[BEGIN Records for this task]

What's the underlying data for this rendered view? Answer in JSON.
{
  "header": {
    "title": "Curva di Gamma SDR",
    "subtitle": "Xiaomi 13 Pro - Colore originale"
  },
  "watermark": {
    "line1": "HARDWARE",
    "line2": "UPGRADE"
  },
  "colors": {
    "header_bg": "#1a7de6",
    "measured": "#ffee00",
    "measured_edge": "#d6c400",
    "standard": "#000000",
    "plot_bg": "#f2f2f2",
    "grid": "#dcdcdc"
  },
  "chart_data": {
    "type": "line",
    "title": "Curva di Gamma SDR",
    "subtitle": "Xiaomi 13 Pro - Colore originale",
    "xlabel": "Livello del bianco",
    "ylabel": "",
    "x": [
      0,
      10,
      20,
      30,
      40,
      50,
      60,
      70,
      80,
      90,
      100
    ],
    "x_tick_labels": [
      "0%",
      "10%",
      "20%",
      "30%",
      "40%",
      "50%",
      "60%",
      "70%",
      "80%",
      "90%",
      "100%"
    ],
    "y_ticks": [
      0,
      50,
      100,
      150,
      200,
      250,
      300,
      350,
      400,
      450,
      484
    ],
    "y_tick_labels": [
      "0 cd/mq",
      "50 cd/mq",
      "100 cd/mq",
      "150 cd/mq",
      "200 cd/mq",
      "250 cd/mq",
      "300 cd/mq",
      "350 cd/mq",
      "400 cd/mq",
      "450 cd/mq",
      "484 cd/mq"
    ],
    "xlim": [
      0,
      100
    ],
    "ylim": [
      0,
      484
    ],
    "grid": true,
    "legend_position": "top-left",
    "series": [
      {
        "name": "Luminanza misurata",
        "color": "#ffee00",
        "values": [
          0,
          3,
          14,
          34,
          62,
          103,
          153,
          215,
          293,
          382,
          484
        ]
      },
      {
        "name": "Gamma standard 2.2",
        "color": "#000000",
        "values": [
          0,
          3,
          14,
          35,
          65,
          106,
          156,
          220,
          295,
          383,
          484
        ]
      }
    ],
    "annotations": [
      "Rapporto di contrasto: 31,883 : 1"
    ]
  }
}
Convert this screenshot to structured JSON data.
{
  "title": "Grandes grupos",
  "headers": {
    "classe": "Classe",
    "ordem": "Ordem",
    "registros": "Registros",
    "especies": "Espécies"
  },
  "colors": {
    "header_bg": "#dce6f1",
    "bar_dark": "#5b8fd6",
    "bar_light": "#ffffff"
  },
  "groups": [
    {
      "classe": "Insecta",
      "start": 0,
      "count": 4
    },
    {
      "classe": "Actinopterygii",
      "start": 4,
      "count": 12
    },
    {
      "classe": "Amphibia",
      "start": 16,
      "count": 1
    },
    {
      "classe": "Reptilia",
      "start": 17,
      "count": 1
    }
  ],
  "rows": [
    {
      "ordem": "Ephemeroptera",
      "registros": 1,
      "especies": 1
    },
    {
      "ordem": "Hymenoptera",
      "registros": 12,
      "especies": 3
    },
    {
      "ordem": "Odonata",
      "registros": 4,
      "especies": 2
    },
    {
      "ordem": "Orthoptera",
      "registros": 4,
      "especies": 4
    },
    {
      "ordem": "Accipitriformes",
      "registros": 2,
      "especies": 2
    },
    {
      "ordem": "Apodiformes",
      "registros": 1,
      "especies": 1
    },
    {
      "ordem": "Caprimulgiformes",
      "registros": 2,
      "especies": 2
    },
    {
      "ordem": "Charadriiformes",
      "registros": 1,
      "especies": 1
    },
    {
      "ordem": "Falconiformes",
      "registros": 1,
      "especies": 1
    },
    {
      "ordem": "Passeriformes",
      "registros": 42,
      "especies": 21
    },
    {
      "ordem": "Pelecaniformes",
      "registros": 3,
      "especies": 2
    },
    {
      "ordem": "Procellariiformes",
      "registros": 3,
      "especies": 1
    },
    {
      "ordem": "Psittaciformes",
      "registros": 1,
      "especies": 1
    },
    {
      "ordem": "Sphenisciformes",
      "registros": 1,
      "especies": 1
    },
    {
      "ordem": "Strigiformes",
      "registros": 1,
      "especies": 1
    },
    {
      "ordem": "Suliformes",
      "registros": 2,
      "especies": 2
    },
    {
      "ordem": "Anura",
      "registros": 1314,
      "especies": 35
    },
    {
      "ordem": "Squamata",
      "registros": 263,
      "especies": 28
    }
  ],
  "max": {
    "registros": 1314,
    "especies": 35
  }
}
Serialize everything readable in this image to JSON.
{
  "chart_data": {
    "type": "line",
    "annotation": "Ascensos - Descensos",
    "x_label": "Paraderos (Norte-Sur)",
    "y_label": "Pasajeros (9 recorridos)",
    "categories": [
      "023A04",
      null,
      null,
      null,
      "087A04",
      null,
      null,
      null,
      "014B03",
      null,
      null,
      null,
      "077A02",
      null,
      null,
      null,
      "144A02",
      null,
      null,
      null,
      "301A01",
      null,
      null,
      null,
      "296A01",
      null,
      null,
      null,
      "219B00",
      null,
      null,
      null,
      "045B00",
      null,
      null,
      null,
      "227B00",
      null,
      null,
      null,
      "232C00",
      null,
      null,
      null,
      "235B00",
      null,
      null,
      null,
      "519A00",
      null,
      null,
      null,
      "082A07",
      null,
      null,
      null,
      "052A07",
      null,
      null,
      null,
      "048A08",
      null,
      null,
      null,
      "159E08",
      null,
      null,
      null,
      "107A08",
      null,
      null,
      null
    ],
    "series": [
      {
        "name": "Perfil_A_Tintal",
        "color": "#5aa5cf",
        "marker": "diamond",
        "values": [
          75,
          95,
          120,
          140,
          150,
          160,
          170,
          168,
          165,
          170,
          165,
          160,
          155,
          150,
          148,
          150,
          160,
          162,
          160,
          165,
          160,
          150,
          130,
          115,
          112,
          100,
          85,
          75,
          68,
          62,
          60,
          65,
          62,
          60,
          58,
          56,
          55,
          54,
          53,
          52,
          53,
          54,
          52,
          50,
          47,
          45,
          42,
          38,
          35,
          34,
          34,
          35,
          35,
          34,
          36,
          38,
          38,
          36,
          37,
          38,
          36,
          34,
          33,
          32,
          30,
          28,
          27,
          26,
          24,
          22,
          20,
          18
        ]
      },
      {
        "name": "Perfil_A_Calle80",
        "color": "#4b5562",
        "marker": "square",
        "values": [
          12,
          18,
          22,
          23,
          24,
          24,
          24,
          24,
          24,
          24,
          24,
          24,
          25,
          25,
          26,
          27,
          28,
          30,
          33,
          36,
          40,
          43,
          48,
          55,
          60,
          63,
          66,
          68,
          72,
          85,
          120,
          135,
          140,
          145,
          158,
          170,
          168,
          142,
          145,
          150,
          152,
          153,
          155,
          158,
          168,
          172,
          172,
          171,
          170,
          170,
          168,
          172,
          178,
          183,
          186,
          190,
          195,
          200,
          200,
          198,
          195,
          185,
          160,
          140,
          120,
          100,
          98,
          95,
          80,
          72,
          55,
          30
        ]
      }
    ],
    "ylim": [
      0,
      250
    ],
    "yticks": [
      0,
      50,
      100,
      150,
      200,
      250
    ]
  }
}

[END Records for this task]

_Your goal_:
Print the material above once more, exactly.

_Task response_:
What's the underlying data for this rendered view? Answer in JSON.
{
  "header": {
    "title": "Curva di Gamma SDR",
    "subtitle": "Xiaomi 13 Pro - Colore originale"
  },
  "watermark": {
    "line1": "HARDWARE",
    "line2": "UPGRADE"
  },
  "colors": {
    "header_bg": "#1a7de6",
    "measured": "#ffee00",
    "measured_edge": "#d6c400",
    "standard": "#000000",
    "plot_bg": "#f2f2f2",
    "grid": "#dcdcdc"
  },
  "chart_data": {
    "type": "line",
    "title": "Curva di Gamma SDR",
    "subtitle": "Xiaomi 13 Pro - Colore originale",
    "xlabel": "Livello del bianco",
    "ylabel": "",
    "x": [
      0,
      10,
      20,
      30,
      40,
      50,
      60,
      70,
      80,
      90,
      100
    ],
    "x_tick_labels": [
      "0%",
      "10%",
      "20%",
      "30%",
      "40%",
      "50%",
      "60%",
      "70%",
      "80%",
      "90%",
      "100%"
    ],
    "y_ticks": [
      0,
      50,
      100,
      150,
      200,
      250,
      300,
      350,
      400,
      450,
      484
    ],
    "y_tick_labels": [
      "0 cd/mq",
      "50 cd/mq",
      "100 cd/mq",
      "150 cd/mq",
      "200 cd/mq",
      "250 cd/mq",
      "300 cd/mq",
      "350 cd/mq",
      "400 cd/mq",
      "450 cd/mq",
      "484 cd/mq"
    ],
    "xlim": [
      0,
      100
    ],
    "ylim": [
      0,
      484
    ],
    "grid": true,
    "legend_position": "top-left",
    "series": [
      {
        "name": "Luminanza misurata",
        "color": "#ffee00",
        "values": [
          0,
          3,
          14,
          34,
          62,
          103,
          153,
          215,
          293,
          382,
          484
        ]
      },
      {
        "name": "Gamma standard 2.2",
        "color": "#000000",
        "values": [
          0,
          3,
          14,
          35,
          65,
          106,
          156,
          220,
          295,
          383,
          484
        ]
      }
    ],
    "annotations": [
      "Rapporto di contrasto: 31,883 : 1"
    ]
  }
}
Convert this screenshot to structured JSON data.
{
  "title": "Grandes grupos",
  "headers": {
    "classe": "Classe",
    "ordem": "Ordem",
    "registros": "Registros",
    "especies": "Espécies"
  },
  "colors": {
    "header_bg": "#dce6f1",
    "bar_dark": "#5b8fd6",
    "bar_light": "#ffffff"
  },
  "groups": [
    {
      "classe": "Insecta",
      "start": 0,
      "count": 4
    },
    {
      "classe": "Actinopterygii",
      "start": 4,
      "count": 12
    },
    {
      "classe": "Amphibia",
      "start": 16,
      "count": 1
    },
    {
      "classe": "Reptilia",
      "start": 17,
      "count": 1
    }
  ],
  "rows": [
    {
      "ordem": "Ephemeroptera",
      "registros": 1,
      "especies": 1
    },
    {
      "ordem": "Hymenoptera",
      "registros": 12,
      "especies": 3
    },
    {
      "ordem": "Odonata",
      "registros": 4,
      "especies": 2
    },
    {
      "ordem": "Orthoptera",
      "registros": 4,
      "especies": 4
    },
    {
      "ordem": "Accipitriformes",
      "registros": 2,
      "especies": 2
    },
    {
      "ordem": "Apodiformes",
      "registros": 1,
      "especies": 1
    },
    {
      "ordem": "Caprimulgiformes",
      "registros": 2,
      "especies": 2
    },
    {
      "ordem": "Charadriiformes",
      "registros": 1,
      "especies": 1
    },
    {
      "ordem": "Falconiformes",
      "registros": 1,
      "especies": 1
    },
    {
      "ordem": "Passeriformes",
      "registros": 42,
      "especies": 21
    },
    {
      "ordem": "Pelecaniformes",
      "registros": 3,
      "especies": 2
    },
    {
      "ordem": "Procellariiformes",
      "registros": 3,
      "especies": 1
    },
    {
      "ordem": "Psittaciformes",
      "registros": 1,
      "especies": 1
    },
    {
      "ordem": "Sphenisciformes",
      "registros": 1,
      "especies": 1
    },
    {
      "ordem": "Strigiformes",
      "registros": 1,
      "especies": 1
    },
    {
      "ordem": "Suliformes",
      "registros": 2,
      "especies": 2
    },
    {
      "ordem": "Anura",
      "registros": 1314,
      "especies": 35
    },
    {
      "ordem": "Squamata",
      "registros": 263,
      "especies": 28
    }
  ],
  "max": {
    "registros": 1314,
    "especies": 35
  }
}
Serialize everything readable in this image to JSON.
{
  "chart_data": {
    "type": "line",
    "annotation": "Ascensos - Descensos",
    "x_label": "Paraderos (Norte-Sur)",
    "y_label": "Pasajeros (9 recorridos)",
    "categories": [
      "023A04",
      null,
      null,
      null,
      "087A04",
      null,
      null,
      null,
      "014B03",
      null,
      null,
      null,
      "077A02",
      null,
      null,
      null,
      "144A02",
      null,
      null,
      null,
      "301A01",
      null,
      null,
      null,
      "296A01",
      null,
      null,
      null,
      "219B00",
      null,
      null,
      null,
      "045B00",
      null,
      null,
      null,
      "227B00",
      null,
      null,
      null,
      "232C00",
      null,
      null,
      null,
      "235B00",
      null,
      null,
      null,
      "519A00",
      null,
      null,
      null,
      "082A07",
      null,
      null,
      null,
      "052A07",
      null,
      null,
      null,
      "048A08",
      null,
      null,
      null,
      "159E08",
      null,
      null,
      null,
      "107A08",
      null,
      null,
      null
    ],
    "series": [
      {
        "name": "Perfil_A_Tintal",
        "color": "#5aa5cf",
        "marker": "diamond",
        "values": [
          75,
          95,
          120,
          140,
          150,
          160,
          170,
          168,
          165,
          170,
          165,
          160,
          155,
          150,
          148,
          150,
          160,
          162,
          160,
          165,
          160,
          150,
          130,
          115,
          112,
          100,
          85,
          75,
          68,
          62,
          60,
          65,
          62,
          60,
          58,
          56,
          55,
          54,
          53,
          52,
          53,
          54,
          52,
          50,
          47,
          45,
          42,
          38,
          35,
          34,
          34,
          35,
          35,
          34,
          36,
          38,
          38,
          36,
          37,
          38,
          36,
          34,
          33,
          32,
          30,
          28,
          27,
          26,
          24,
          22,
          20,
          18
        ]
      },
      {
        "name": "Perfil_A_Calle80",
        "color": "#4b5562",
        "marker": "square",
        "values": [
          12,
          18,
          22,
          23,
          24,
          24,
          24,
          24,
          24,
          24,
          24,
          24,
          25,
          25,
          26,
          27,
          28,
          30,
          33,
          36,
          40,
          43,
          48,
          55,
          60,
          63,
          66,
          68,
          72,
          85,
          120,
          135,
          140,
          145,
          158,
          170,
          168,
          142,
          145,
          150,
          152,
          153,
          155,
          158,
          168,
          172,
          172,
          171,
          170,
          170,
          168,
          172,
          178,
          183,
          186,
          190,
          195,
          200,
          200,
          198,
          195,
          185,
          160,
          140,
          120,
          100,
          98,
          95,
          80,
          72,
          55,
          30
        ]
      }
    ],
    "ylim": [
      0,
      250
    ],
    "yticks": [
      0,
      50,
      100,
      150,
      200,
      250
    ]
  }
}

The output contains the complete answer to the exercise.